▶ **REQUEST**
List, from the lines below, each one with "those" in it.

▶ **EXCERPTED DATA**
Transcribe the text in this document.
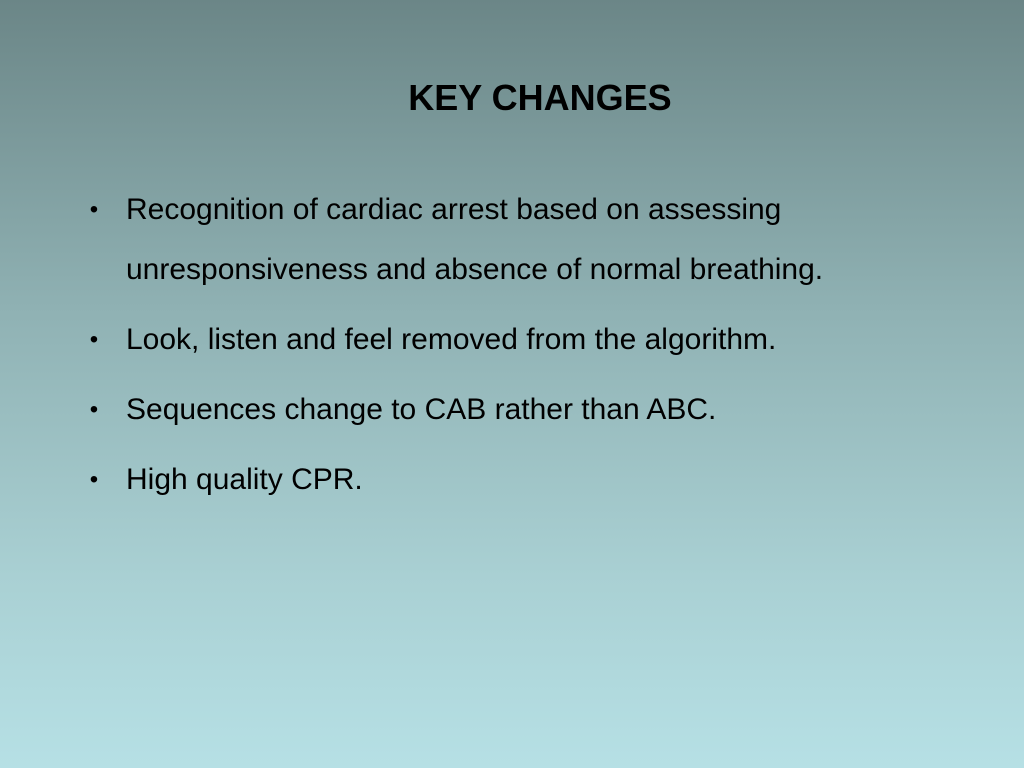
KEY CHANGES
• Recognition of cardiac arrest based on assessing unresponsiveness and absence of normal breathing.
• Look, listen and feel removed from the algorithm.
• Sequences change to CAB rather than ABC.
• High quality CPR.
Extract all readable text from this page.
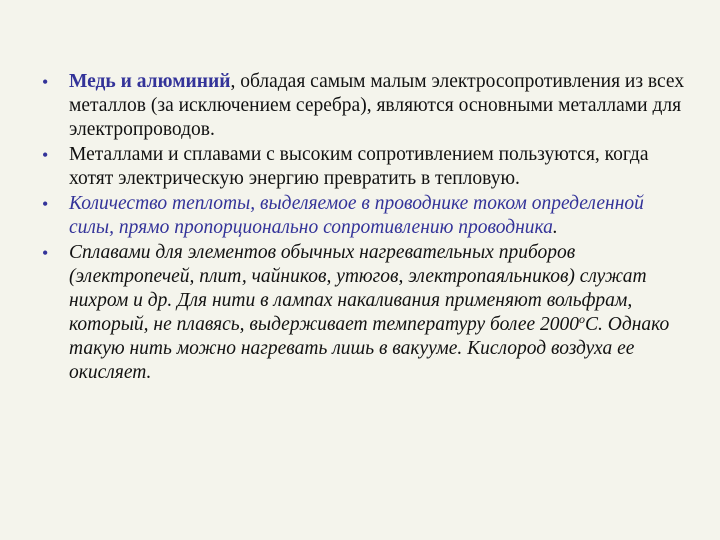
• Медь и алюминий, обладая самым малым электросопротивления из всех металлов (за исключением серебра), являются основными металлами для электропроводов.
• Металлами и сплавами с высоким сопротивлением пользуются, когда хотят электрическую энергию превратить в тепловую.
• Количество теплоты, выделяемое в проводнике током определенной силы, прямо пропорционально сопротивлению проводника.
• Сплавами для элементов обычных нагревательных приборов (электропечей, плит, чайников, утюгов, электропаяльников) служат нихром и др. Для нити в лампах накаливания применяют вольфрам, который, не плавясь, выдерживает температуру более $2000^оС$. Однако такую нить можно нагревать лишь в вакууме. Кислород воздуха ее окисляет.
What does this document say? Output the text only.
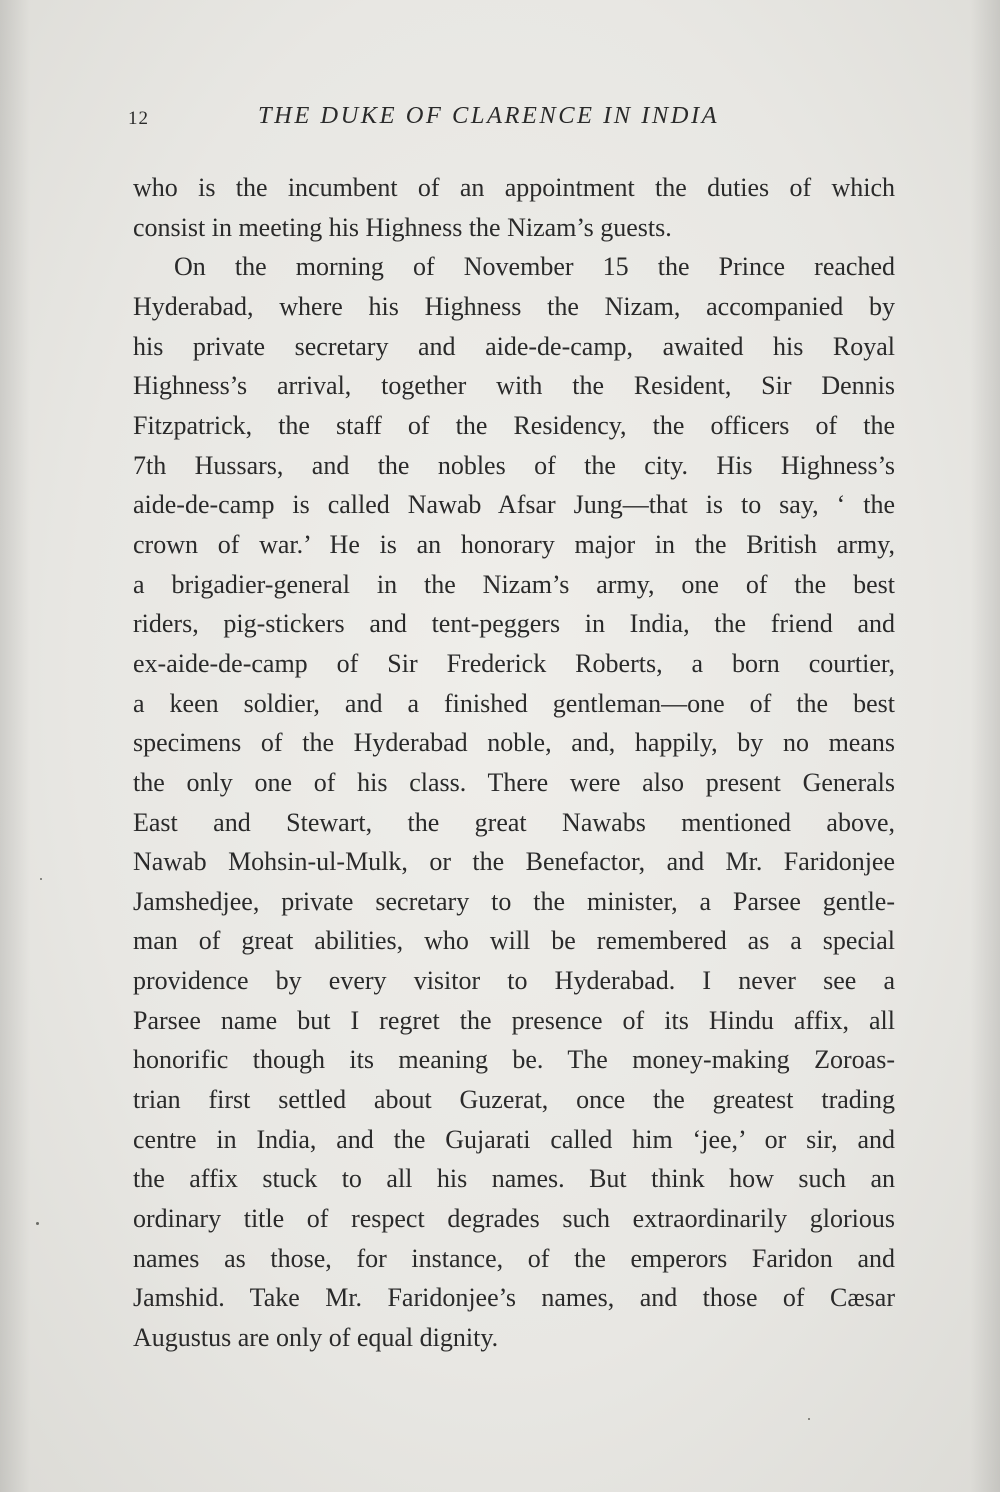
12	THE DUKE OF CLARENCE IN INDIA
who is the incumbent of an appointment the duties of which
consist in meeting his Highness the Nizam’s guests.
On the morning of November 15 the Prince reached
Hyderabad, where his Highness the Nizam, accompanied by
his private secretary and aide-de-camp, awaited his Royal
Highness’s arrival, together with the Resident, Sir Dennis
Fitzpatrick, the staff of the Residency, the officers of the
7th Hussars, and the nobles of the city. His Highness’s
aide-de-camp is called Nawab Afsar Jung—that is to say, ‘ the
crown of war.’ He is an honorary major in the British army,
a brigadier-general in the Nizam’s army, one of the best
riders, pig-stickers and tent-peggers in India, the friend and
ex-aide-de-camp of Sir Frederick Roberts, a born courtier,
a keen soldier, and a finished gentleman—one of the best
specimens of the Hyderabad noble, and, happily, by no means
the only one of his class. There were also present Generals
East and Stewart, the great Nawabs mentioned above,
Nawab Mohsin-ul-Mulk, or the Benefactor, and Mr. Faridonjee
Jamshedjee, private secretary to the minister, a Parsee gentle-
man of great abilities, who will be remembered as a special
providence by every visitor to Hyderabad. I never see a
Parsee name but I regret the presence of its Hindu affix, all
honorific though its meaning be. The money-making Zoroas-
trian first settled about Guzerat, once the greatest trading
centre in India, and the Gujarati called him ‘jee,’ or sir, and
the affix stuck to all his names. But think how such an
ordinary title of respect degrades such extraordinarily glorious
names as those, for instance, of the emperors Faridon and
Jamshid. Take Mr. Faridonjee’s names, and those of Cæsar
Augustus are only of equal dignity.
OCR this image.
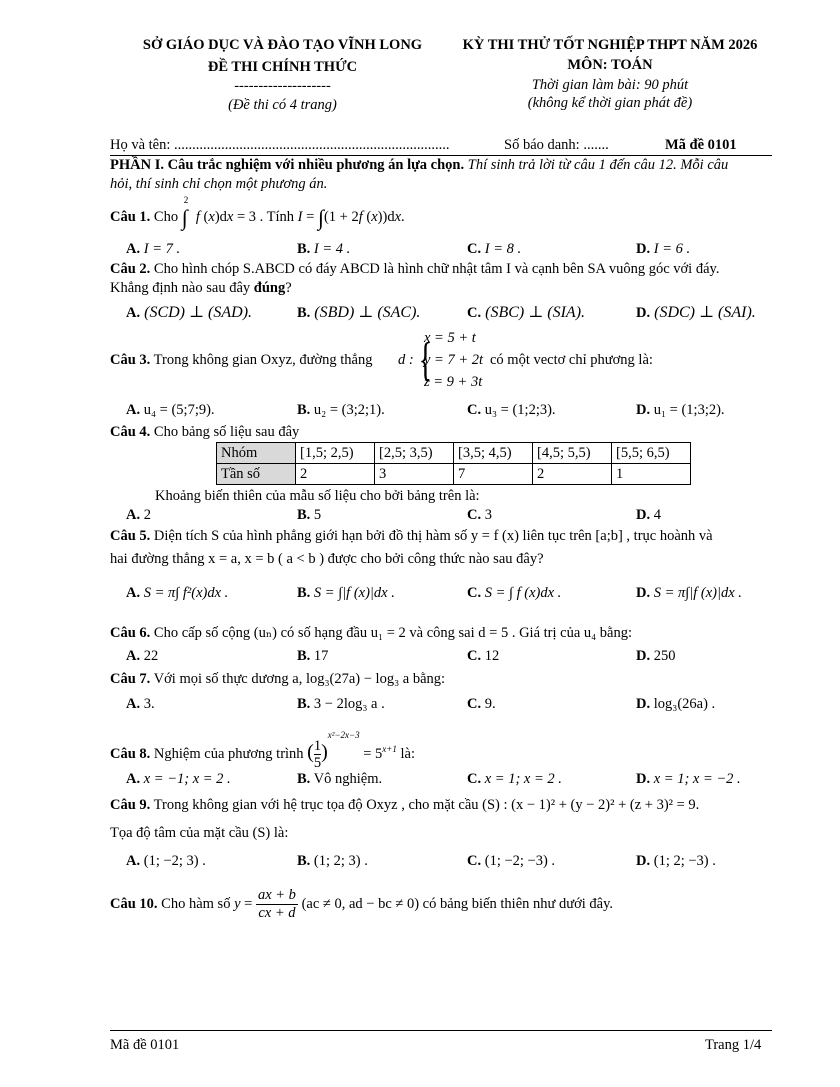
SỞ GIÁO DỤC VÀ ĐÀO TẠO VĨNH LONG
ĐỀ THI CHÍNH THỨC
--------------------
(Đề thi có 4 trang)
KỲ THI THỬ TỐT NGHIỆP THPT NĂM 2026
MÔN: TOÁN
Thời gian làm bài: 90 phút
(không kể thời gian phát đề)
Họ và tên: ............................................................................	Số báo danh: .......	Mã đề 0101
PHẦN I. Câu trắc nghiệm với nhiều phương án lựa chọn. Thí sinh trả lời từ câu 1 đến câu 12. Mỗi câu
hỏi, thí sinh chỉ chọn một phương án.
Câu 1. Cho ∫$^2$ f (x)dx = 3 . Tính I = ∫(1 + 2f (x))dx.
A. I = 7 .	B. I = 4 .	C. I = 8 .	D. I = 6 .
Câu 2. Cho hình chóp S.ABCD có đáy ABCD là hình chữ nhật tâm I và cạnh bên SA vuông góc với đáy.
Khẳng định nào sau đây đúng?
A. (SCD) ⊥ (SAD).	B. (SBD) ⊥ (SAC).	C. (SBC) ⊥ (SIA).	D. (SDC) ⊥ (SAI).
Câu 3. Trong không gian Oxyz, đường thẳng d : {
x = 5 + t
y = 7 + 2t
z = 9 + 3t
có một vectơ chỉ phương là:
A. u₄ = (5;7;9).	B. u₂ = (3;2;1).	C. u₃ = (1;2;3).	D. u₁ = (1;3;2).
Câu 4. Cho bảng số liệu sau đây
Nhóm	[1,5; 2,5)	[2,5; 3,5)	[3,5; 4,5)	[4,5; 5,5)	[5,5; 6,5)
Tần số	2	3	7	2	1
Khoảng biến thiên của mẫu số liệu cho bởi bảng trên là:
A. 2	B. 5	C. 3	D. 4
Câu 5. Diện tích S của hình phẳng giới hạn bởi đồ thị hàm số y = f (x) liên tục trên [a;b] , trục hoành và
hai đường thẳng x = a, x = b ( a < b ) được cho bởi công thức nào sau đây?
A. S = π∫ f²(x)dx .	B. S = ∫|f (x)|dx .	C. S = ∫ f (x)dx .	D. S = π∫|f (x)|dx .
Câu 6. Cho cấp số cộng (uₙ) có số hạng đầu u₁ = 2 và công sai d = 5 . Giá trị của u₄ bằng:
A. 22	B. 17	C. 12	D. 250
Câu 7. Với mọi số thực dương a, log₃(27a) − log₃ a bằng:
A. 3.	B. 3 − 2log₃ a .	C. 9.	D. log₃(26a) .
Câu 8. Nghiệm của phương trình ( $\frac{1}{5} )^{x^2-2x-3} = 5^{x+1}$ là:
A. x = −1; x = 2 .	B. Vô nghiệm.	C. x = 1; x = 2 .	D. x = 1; x = −2 .
Câu 9. Trong không gian với hệ trục tọa độ Oxyz , cho mặt cầu (S) : (x − 1)² + (y − 2)² + (z + 3)² = 9.
Tọa độ tâm của mặt cầu (S) là:
A. (1; −2; 3) .	B. (1; 2; 3) .	C. (1; −2; −3) .	D. (1; 2; −3) .
Câu 10. Cho hàm số $y = \frac{ax + b}{cx + d} (ac \ne 0$, ad − bc ≠ 0) có bảng biến thiên như dưới đây.
Mã đề 0101	Trang 1/4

▶ **OUTPUT FOR THIS TASK**
names as those, for instance, of the emperors Faridon and
Jamshid. Take Mr. Faridonjee’s names, and those of Cæsar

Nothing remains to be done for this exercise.